**MATERIALS PROVIDED**
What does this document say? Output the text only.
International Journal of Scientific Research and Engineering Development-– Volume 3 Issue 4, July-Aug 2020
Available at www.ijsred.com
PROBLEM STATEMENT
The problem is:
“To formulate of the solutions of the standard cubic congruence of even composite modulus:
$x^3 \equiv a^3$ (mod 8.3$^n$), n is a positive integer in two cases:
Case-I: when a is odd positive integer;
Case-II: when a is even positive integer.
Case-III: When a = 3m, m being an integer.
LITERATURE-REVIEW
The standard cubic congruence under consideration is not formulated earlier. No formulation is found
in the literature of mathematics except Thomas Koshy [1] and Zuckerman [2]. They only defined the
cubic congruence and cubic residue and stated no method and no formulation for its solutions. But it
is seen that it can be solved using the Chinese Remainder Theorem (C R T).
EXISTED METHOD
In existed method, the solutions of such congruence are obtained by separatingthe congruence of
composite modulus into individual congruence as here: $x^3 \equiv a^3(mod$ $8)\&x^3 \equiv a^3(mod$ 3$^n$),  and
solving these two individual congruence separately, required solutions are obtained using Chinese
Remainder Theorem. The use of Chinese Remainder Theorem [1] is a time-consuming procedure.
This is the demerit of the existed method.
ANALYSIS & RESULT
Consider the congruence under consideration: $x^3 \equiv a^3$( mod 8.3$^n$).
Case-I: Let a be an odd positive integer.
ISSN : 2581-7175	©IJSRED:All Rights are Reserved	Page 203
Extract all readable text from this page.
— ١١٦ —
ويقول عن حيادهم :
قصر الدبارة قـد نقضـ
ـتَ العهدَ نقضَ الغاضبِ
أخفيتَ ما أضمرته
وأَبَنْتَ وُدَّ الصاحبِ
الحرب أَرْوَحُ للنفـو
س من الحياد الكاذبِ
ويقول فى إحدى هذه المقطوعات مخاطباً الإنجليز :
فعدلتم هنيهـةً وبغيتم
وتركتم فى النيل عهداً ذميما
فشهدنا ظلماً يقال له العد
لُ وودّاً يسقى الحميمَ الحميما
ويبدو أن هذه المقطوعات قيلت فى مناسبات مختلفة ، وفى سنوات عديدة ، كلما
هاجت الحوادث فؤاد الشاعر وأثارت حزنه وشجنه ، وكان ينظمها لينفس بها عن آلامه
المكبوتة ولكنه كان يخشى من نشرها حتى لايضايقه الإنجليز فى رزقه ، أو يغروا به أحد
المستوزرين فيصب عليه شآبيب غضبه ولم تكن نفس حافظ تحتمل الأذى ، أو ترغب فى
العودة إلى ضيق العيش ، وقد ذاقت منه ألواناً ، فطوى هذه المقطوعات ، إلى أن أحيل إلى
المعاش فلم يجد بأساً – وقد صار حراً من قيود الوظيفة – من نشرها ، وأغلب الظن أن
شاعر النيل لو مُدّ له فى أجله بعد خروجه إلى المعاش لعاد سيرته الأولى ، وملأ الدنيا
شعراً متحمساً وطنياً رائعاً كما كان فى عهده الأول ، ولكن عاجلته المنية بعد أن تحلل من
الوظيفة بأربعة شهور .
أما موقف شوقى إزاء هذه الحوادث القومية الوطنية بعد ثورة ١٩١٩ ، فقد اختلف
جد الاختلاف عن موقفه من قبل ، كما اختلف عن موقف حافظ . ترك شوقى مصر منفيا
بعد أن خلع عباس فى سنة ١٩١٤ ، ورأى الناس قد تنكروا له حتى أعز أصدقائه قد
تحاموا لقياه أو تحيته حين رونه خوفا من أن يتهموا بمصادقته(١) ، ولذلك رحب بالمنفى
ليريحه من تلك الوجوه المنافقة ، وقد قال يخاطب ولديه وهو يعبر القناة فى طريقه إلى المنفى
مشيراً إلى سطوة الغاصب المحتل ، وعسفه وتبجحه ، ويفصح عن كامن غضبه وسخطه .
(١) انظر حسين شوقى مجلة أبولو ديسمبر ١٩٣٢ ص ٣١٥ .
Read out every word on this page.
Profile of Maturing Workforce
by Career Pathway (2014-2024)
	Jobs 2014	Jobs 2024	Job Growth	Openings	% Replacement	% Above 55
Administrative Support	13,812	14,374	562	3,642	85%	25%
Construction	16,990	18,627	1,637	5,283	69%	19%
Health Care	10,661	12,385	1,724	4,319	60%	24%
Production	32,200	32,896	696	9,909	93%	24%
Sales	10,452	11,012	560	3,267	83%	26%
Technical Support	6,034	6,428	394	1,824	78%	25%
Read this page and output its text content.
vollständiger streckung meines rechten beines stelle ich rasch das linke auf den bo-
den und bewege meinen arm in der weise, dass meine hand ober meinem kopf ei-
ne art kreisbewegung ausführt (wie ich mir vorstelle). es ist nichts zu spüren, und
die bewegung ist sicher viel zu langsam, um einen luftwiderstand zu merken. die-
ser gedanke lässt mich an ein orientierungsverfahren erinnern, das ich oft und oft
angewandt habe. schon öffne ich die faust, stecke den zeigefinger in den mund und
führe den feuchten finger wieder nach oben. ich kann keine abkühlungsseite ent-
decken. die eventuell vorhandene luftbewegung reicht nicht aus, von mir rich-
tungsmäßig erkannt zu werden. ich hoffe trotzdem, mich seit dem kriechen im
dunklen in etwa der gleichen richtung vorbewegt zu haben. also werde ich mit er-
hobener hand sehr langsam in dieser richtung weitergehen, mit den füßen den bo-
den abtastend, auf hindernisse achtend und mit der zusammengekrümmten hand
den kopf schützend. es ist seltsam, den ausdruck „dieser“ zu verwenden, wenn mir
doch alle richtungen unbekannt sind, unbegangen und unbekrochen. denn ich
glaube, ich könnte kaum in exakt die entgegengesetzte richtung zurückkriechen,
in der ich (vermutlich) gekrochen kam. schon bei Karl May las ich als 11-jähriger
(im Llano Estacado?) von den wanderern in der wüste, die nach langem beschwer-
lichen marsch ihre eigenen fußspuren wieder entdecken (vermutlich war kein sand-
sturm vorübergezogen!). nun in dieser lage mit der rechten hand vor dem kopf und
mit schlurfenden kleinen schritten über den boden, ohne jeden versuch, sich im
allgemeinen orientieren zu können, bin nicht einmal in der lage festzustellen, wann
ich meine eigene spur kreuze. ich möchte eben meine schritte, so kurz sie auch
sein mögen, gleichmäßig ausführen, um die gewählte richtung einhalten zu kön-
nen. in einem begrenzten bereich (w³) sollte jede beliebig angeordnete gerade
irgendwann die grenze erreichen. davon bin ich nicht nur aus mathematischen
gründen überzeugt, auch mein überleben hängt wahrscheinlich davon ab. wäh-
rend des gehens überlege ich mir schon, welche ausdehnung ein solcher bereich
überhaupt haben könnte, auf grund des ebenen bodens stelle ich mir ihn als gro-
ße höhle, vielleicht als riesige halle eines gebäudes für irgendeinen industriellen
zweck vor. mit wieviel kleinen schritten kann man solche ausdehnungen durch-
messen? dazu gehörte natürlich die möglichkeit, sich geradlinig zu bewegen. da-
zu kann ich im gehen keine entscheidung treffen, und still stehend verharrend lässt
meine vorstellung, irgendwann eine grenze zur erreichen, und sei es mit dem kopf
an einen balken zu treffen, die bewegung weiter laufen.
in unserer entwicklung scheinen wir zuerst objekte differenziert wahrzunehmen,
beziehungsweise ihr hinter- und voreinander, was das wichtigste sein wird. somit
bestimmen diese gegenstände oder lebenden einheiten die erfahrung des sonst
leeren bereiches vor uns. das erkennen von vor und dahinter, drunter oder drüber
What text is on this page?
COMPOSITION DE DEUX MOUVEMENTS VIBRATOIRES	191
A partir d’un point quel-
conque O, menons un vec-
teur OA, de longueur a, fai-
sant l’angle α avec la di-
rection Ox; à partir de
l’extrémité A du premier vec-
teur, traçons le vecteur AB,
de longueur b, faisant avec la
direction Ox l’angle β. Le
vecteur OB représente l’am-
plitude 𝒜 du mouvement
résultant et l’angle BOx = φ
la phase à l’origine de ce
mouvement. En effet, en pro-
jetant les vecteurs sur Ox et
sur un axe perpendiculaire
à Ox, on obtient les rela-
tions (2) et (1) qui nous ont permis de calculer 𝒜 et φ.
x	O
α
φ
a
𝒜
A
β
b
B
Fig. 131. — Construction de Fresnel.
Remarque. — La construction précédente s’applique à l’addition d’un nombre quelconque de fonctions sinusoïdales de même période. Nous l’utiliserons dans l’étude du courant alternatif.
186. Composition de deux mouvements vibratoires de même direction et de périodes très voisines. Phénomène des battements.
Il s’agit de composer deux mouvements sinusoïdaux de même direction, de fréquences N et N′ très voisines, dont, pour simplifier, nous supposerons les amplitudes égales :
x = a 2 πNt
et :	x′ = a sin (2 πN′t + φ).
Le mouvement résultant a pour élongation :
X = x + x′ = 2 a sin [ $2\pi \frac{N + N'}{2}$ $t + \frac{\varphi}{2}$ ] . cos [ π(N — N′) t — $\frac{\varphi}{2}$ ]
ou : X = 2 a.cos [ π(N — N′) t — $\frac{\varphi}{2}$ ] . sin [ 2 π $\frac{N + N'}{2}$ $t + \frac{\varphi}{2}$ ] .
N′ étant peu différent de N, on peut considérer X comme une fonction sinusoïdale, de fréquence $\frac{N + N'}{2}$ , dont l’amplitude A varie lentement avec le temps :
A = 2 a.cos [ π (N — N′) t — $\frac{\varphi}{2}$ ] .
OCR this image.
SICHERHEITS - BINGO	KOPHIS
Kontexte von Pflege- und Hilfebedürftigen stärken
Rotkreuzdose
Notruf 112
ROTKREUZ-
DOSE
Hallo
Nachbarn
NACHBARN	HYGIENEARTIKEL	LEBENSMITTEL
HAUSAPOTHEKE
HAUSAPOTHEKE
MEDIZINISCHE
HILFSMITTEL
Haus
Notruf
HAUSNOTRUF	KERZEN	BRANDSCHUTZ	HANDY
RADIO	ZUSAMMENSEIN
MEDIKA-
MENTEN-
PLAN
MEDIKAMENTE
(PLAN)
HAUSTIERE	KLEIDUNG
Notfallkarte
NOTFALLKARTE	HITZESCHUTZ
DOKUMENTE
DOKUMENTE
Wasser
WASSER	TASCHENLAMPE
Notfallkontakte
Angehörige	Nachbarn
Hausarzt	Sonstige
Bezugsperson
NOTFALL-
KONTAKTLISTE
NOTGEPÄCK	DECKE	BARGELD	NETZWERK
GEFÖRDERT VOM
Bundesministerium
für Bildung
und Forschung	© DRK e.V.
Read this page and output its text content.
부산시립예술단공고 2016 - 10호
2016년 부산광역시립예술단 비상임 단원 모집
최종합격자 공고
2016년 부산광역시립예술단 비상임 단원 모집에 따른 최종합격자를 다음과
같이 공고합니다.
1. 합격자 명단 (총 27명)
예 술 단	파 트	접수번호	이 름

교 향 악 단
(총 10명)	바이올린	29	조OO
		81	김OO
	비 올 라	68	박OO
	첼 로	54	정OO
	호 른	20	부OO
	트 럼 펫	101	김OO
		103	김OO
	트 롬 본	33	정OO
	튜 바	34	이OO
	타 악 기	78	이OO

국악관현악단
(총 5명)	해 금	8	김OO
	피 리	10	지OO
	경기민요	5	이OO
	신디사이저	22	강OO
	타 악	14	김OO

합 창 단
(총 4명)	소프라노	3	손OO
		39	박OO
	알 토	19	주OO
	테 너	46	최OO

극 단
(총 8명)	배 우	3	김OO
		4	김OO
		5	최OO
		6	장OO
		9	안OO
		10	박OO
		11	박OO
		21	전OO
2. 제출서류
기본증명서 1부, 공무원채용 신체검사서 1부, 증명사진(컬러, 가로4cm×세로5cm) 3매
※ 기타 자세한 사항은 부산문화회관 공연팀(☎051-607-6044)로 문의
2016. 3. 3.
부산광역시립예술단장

**TASK INSTRUCTIONS**
Collect the lines of the data that carry the word "très".

**ANSWER TO THE TASK**
186. Composition de deux mouvements vibratoires de même direction et de périodes très voisines. Phénomène des battements.
Il s’agit de composer deux mouvements sinusoïdaux de même direction, de fréquences N et N′ très voisines, dont, pour simplifier, nous supposerons les amplitudes égales :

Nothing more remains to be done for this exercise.